(A run of records)
┄┄┄┄┄┄
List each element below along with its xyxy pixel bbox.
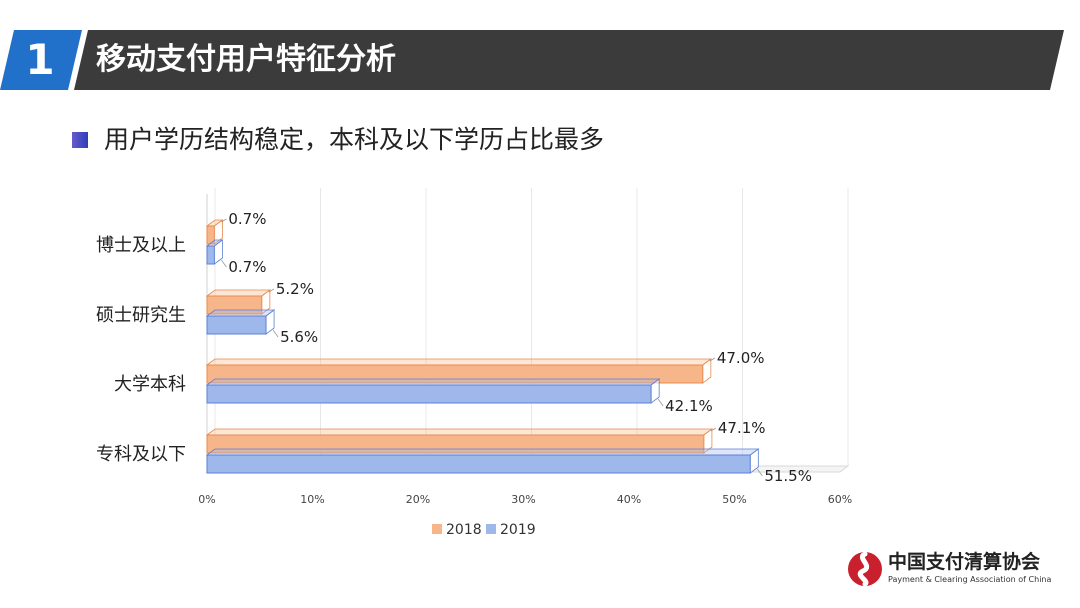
x-tick-label-3: 30%	[511, 493, 535, 506]
data-label-leader-2018-2	[709, 357, 716, 362]
bar-end-2018-0	[213, 219, 223, 245]
data-label-leader-2019-2	[657, 398, 664, 407]
bar-top-2018-2	[205, 358, 713, 366]
bar-end-2018-2	[702, 358, 712, 384]
bar-end-2019-3	[749, 448, 759, 474]
bar-end-2019-0	[213, 239, 223, 265]
x-tick-label-1: 10%	[300, 493, 324, 506]
data-label-2019-2: 42.1%	[665, 397, 713, 415]
bar-2019-0	[206, 245, 215, 265]
data-label-2018-2: 47.0%	[717, 349, 765, 367]
association-emblem-icon	[848, 551, 882, 587]
bar-2019-1	[206, 315, 267, 335]
page-title: 移动支付用户特征分析	[96, 42, 396, 77]
bar-top-2019-1	[205, 309, 276, 317]
legend-label-2018: 2018	[446, 522, 482, 538]
data-label-2018-3: 47.1%	[718, 419, 766, 437]
category-label-2: 大学本科	[114, 374, 186, 395]
data-label-leader-2019-0	[221, 259, 227, 268]
bar-top-2019-3	[205, 448, 760, 456]
data-label-leader-2019-1	[272, 329, 279, 338]
subtitle-text: 用户学历结构稳定，本科及以下学历占比最多	[104, 125, 605, 154]
data-label-2019-3: 51.5%	[764, 467, 812, 485]
data-label-2019-1: 5.6%	[280, 328, 318, 346]
x-tick-label-0: 0%	[198, 493, 215, 506]
bar-end-2019-1	[265, 309, 275, 335]
section-number: 1	[25, 35, 55, 84]
legend-swatch-2018	[432, 524, 442, 534]
data-label-leader-2018-3	[710, 427, 717, 432]
bar-end-2019-2	[650, 378, 660, 404]
bar-top-2018-1	[205, 289, 272, 297]
x-tick-label-5: 50%	[722, 493, 746, 506]
x-tick-label-6: 60%	[828, 493, 852, 506]
legend-swatch-2019	[486, 524, 496, 534]
x-tick-label-2: 20%	[406, 493, 430, 506]
legend-item-2018: 2018	[432, 521, 482, 539]
category-label-1: 硕士研究生	[96, 305, 186, 326]
association-logo: 中国支付清算协会 Payment & Clearing Association …	[846, 548, 1080, 596]
data-label-leader-2018-1	[268, 288, 275, 293]
category-label-0: 博士及以上	[96, 235, 186, 256]
bar-end-2018-1	[261, 289, 271, 315]
x-tick-label-4: 40%	[617, 493, 641, 506]
section-number-badge	[0, 30, 82, 90]
title-banner: 1 移动支付用户特征分析	[0, 30, 1080, 94]
legend-label-2019: 2019	[500, 522, 536, 538]
bar-2019-2	[206, 384, 652, 404]
title-bar	[74, 30, 1064, 90]
data-label-2018-0: 0.7%	[228, 210, 266, 228]
association-name-cn: 中国支付清算协会	[888, 551, 1041, 573]
association-name-en: Payment & Clearing Association of China	[888, 575, 1052, 584]
category-label-3: 专科及以下	[96, 444, 186, 465]
legend-item-2019: 2019	[486, 521, 536, 539]
data-label-leader-2018-0	[221, 218, 227, 223]
bar-top-2018-3	[205, 428, 714, 436]
data-label-2018-1: 5.2%	[276, 280, 314, 298]
bar-top-2019-2	[205, 378, 661, 386]
bar-end-2018-3	[703, 428, 713, 454]
bar-2019-3	[206, 454, 751, 474]
education-bar-chart: 0% 10% 20% 30% 40% 50% 60% 博士及以上 0.7% 0.7% 硕士研究生 5.…	[96, 188, 852, 506]
data-label-leader-2019-3	[756, 468, 763, 477]
data-label-2019-0: 0.7%	[228, 258, 266, 276]
bullet-square-icon	[72, 132, 88, 148]
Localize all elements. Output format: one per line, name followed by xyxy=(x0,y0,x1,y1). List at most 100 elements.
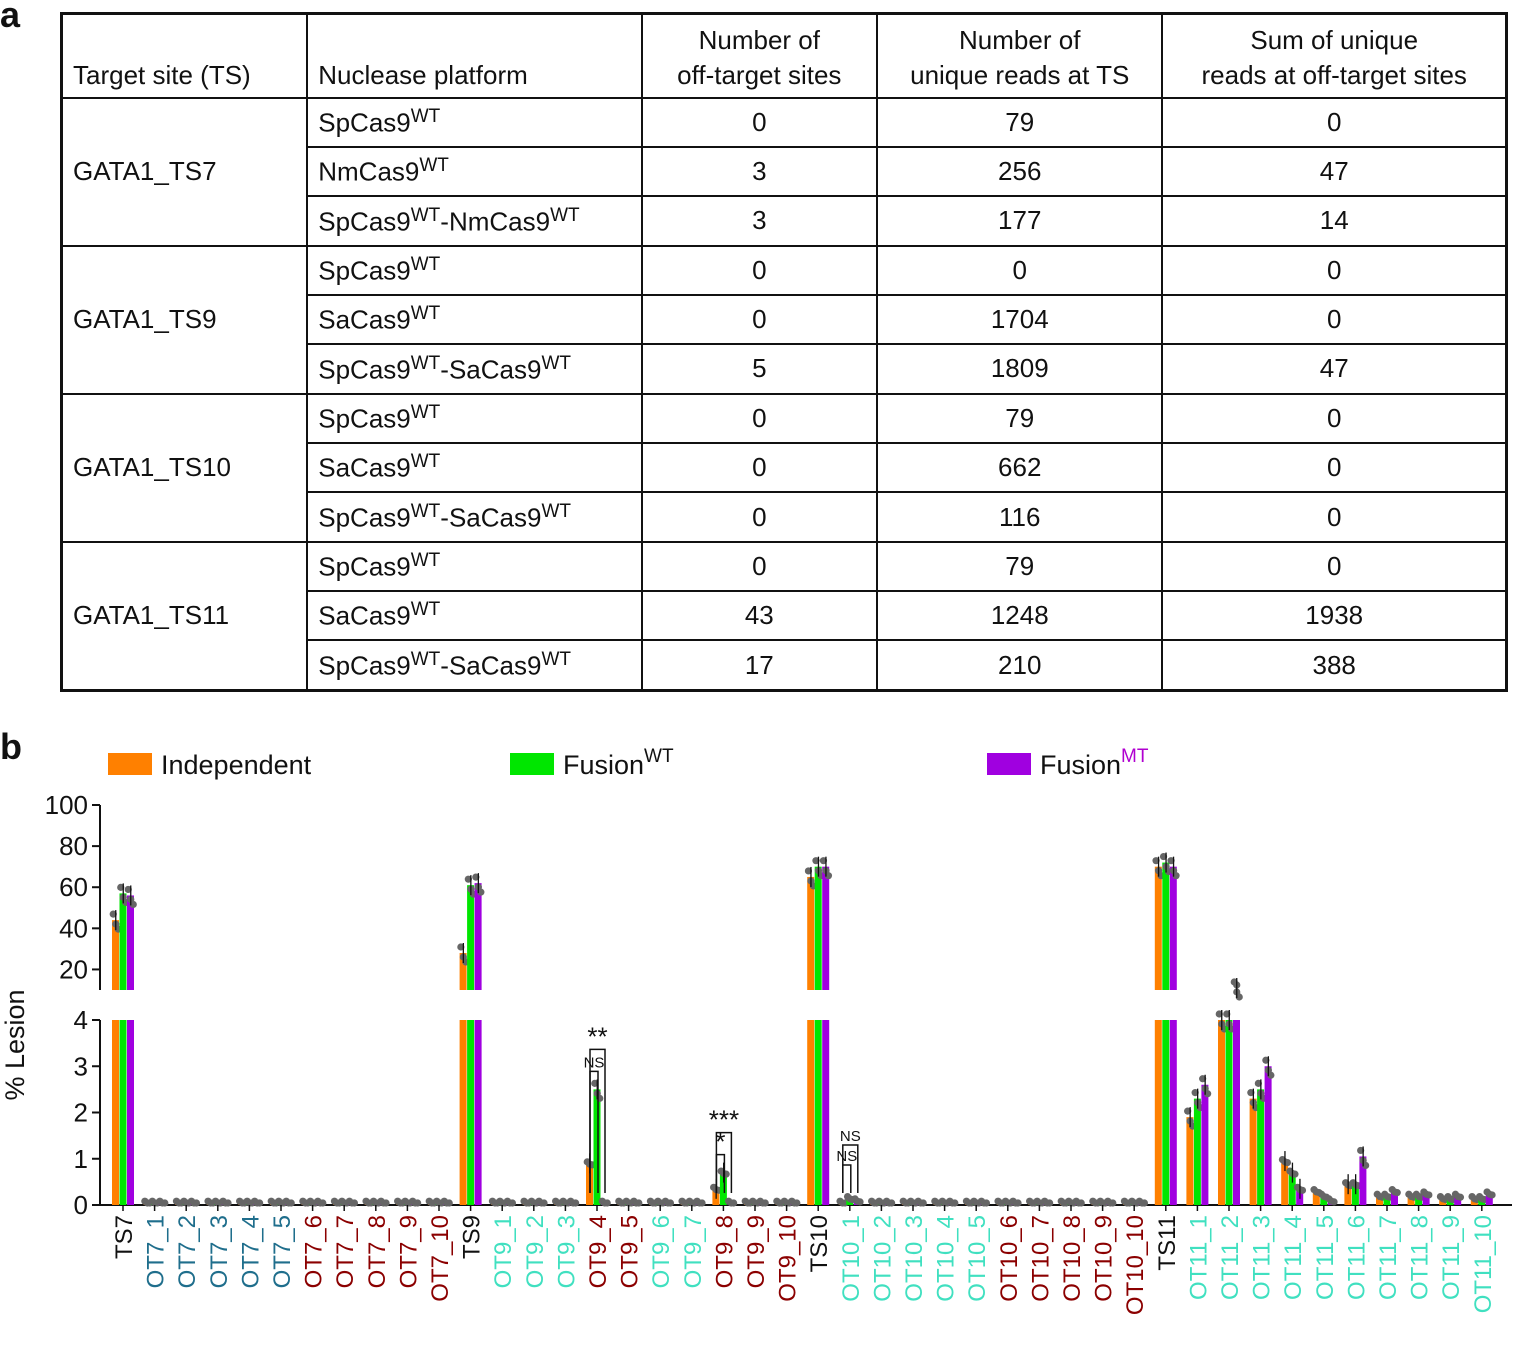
x-tick-label-ot10-10: OT10_10 xyxy=(1122,1215,1149,1315)
data-point xyxy=(982,1199,991,1207)
data-point xyxy=(819,857,828,865)
data-point xyxy=(591,1079,599,1087)
bar xyxy=(1169,866,1177,990)
platform-superscript: WT xyxy=(541,648,571,670)
off-target-reads-sum-cell: 14 xyxy=(1161,195,1508,247)
x-tick-label-ot11-6: OT11_6 xyxy=(1343,1215,1370,1300)
ts-reads-cell: 0 xyxy=(876,244,1164,296)
x-tick-label-ot10-4: OT10_4 xyxy=(933,1215,960,1302)
data-point xyxy=(350,1199,359,1207)
x-tick-label-ot10-9: OT10_9 xyxy=(1091,1215,1118,1302)
target-site-cell: GATA1_TS11 xyxy=(60,540,309,692)
platform-name: SpCas9 xyxy=(318,650,411,681)
off-target-count-cell: 0 xyxy=(640,392,879,445)
platform-name: -SaCas9 xyxy=(440,502,542,533)
data-point xyxy=(603,1199,611,1207)
y-tick-label: 4 xyxy=(74,1005,88,1035)
data-point xyxy=(161,1199,169,1207)
data-point xyxy=(1230,978,1238,986)
legend-swatch-independent xyxy=(108,753,152,775)
x-tick-label-ot9-9: OT9_9 xyxy=(743,1215,770,1288)
x-tick-label-ot9-10: OT9_10 xyxy=(775,1215,802,1302)
nuclease-platform-cell: SpCas9WT-SaCas9WT xyxy=(306,639,643,692)
data-point xyxy=(1235,993,1243,1001)
platform-name: SpCas9 xyxy=(318,403,411,434)
bar xyxy=(1233,1020,1240,1205)
bar xyxy=(1193,1098,1201,1205)
significance-label: NS xyxy=(840,1128,861,1145)
bar xyxy=(1225,1020,1233,1205)
x-tick-label-ot7-8: OT7_8 xyxy=(364,1215,391,1288)
x-tick-label-ot10-7: OT10_7 xyxy=(1027,1215,1054,1302)
platform-name: SaCas9 xyxy=(318,601,411,632)
data-point xyxy=(414,1199,422,1207)
data-point xyxy=(761,1199,769,1207)
data-point xyxy=(124,885,132,894)
data-point xyxy=(1425,1191,1433,1199)
significance-label: NS xyxy=(584,1054,605,1071)
bar xyxy=(1320,1195,1328,1205)
bar xyxy=(814,866,822,990)
significance-label: *** xyxy=(709,1105,739,1135)
bar xyxy=(1169,1020,1177,1205)
x-tick-label-ot11-3: OT11_3 xyxy=(1249,1215,1276,1300)
column-header-text: Target site (TS) xyxy=(73,59,251,90)
off-target-reads-sum-cell: 47 xyxy=(1161,343,1508,395)
data-point xyxy=(382,1199,390,1207)
bar xyxy=(1186,1117,1194,1205)
y-tick-label: 0 xyxy=(74,1190,88,1220)
bar xyxy=(1257,1089,1265,1205)
bar xyxy=(1249,1098,1257,1205)
data-point xyxy=(472,873,480,881)
data-point xyxy=(1199,1075,1207,1083)
nuclease-platform-cell: SpCas9WT-SaCas9WT xyxy=(306,491,643,543)
nuclease-platform-cell: SpCas9WT xyxy=(306,540,643,593)
bar xyxy=(1454,1195,1462,1205)
data-point xyxy=(1488,1191,1496,1199)
data-point xyxy=(477,888,485,896)
table-row: SaCas9WT 0 1704 0 xyxy=(62,293,1508,346)
x-tick-label-ot10-8: OT10_8 xyxy=(1059,1215,1086,1302)
off-target-reads-sum-cell: 0 xyxy=(1161,540,1508,593)
y-tick-label: 20 xyxy=(59,954,88,984)
column-header: Target site (TS) xyxy=(60,12,309,99)
data-point xyxy=(508,1199,517,1207)
column-header-text: reads at off-target sites xyxy=(1201,59,1467,90)
column-header-text: unique reads at TS xyxy=(910,59,1130,90)
data-point xyxy=(464,875,472,883)
x-tick-label-ot7-6: OT7_6 xyxy=(301,1215,328,1288)
data-point xyxy=(1223,1010,1231,1018)
x-tick-label-ot7-5: OT7_5 xyxy=(269,1215,296,1288)
panel-b-label: b xyxy=(0,726,22,767)
bar xyxy=(1422,1193,1430,1205)
platform-superscript: WT xyxy=(410,599,441,621)
x-tick-label-ot10-3: OT10_3 xyxy=(901,1215,928,1302)
ts-reads-cell: 256 xyxy=(876,145,1164,198)
target-site-cell: GATA1_TS10 xyxy=(60,392,309,543)
data-point xyxy=(635,1199,643,1207)
data-point xyxy=(1046,1199,1054,1207)
bar xyxy=(1154,1020,1162,1205)
off-target-count-cell: 0 xyxy=(640,491,879,543)
x-tick-label-ot10-2: OT10_2 xyxy=(869,1215,896,1302)
data-point xyxy=(319,1199,327,1207)
data-point xyxy=(1298,1186,1307,1194)
platform-superscript: WT xyxy=(541,352,571,374)
bar xyxy=(459,953,467,990)
x-tick-label-ot11-7: OT11_7 xyxy=(1375,1215,1402,1300)
y-tick-label: 1 xyxy=(74,1144,88,1174)
off-target-count-cell: 17 xyxy=(640,639,879,692)
x-tick-label-ot7-7: OT7_7 xyxy=(332,1215,359,1288)
bar xyxy=(1359,1156,1367,1205)
data-point xyxy=(1014,1199,1022,1207)
data-point xyxy=(1215,1010,1223,1018)
x-tick-label-ts9: TS9 xyxy=(459,1215,486,1259)
ts-reads-cell: 79 xyxy=(876,540,1164,593)
significance-bracket xyxy=(715,1153,726,1193)
target-site-cell: GATA1_TS7 xyxy=(60,96,309,247)
x-tick-label-ot7-3: OT7_3 xyxy=(206,1215,233,1288)
data-point xyxy=(1109,1199,1117,1207)
bar xyxy=(1407,1195,1415,1205)
nuclease-platform-cell: SpCas9WT-NmCas9WT xyxy=(306,195,643,247)
platform-name: SaCas9 xyxy=(318,453,411,484)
┄┄┄┄┄┄
Written instruction: Quote, word for word, the lines of the data that begin at the one containing "x-tick-label-ot10-10: OT10_10 xyxy=(1122,1215,1149,1315)" and end with the one containing "platform-superscript: WT xyxy=(541,648,571,670)".

Task output:
x-tick-label-ot10-10: OT10_10 xyxy=(1122,1215,1149,1315)
data-point xyxy=(982,1199,991,1207)
data-point xyxy=(819,857,828,865)
data-point xyxy=(591,1079,599,1087)
bar xyxy=(1169,866,1177,990)
platform-superscript: WT xyxy=(541,648,571,670)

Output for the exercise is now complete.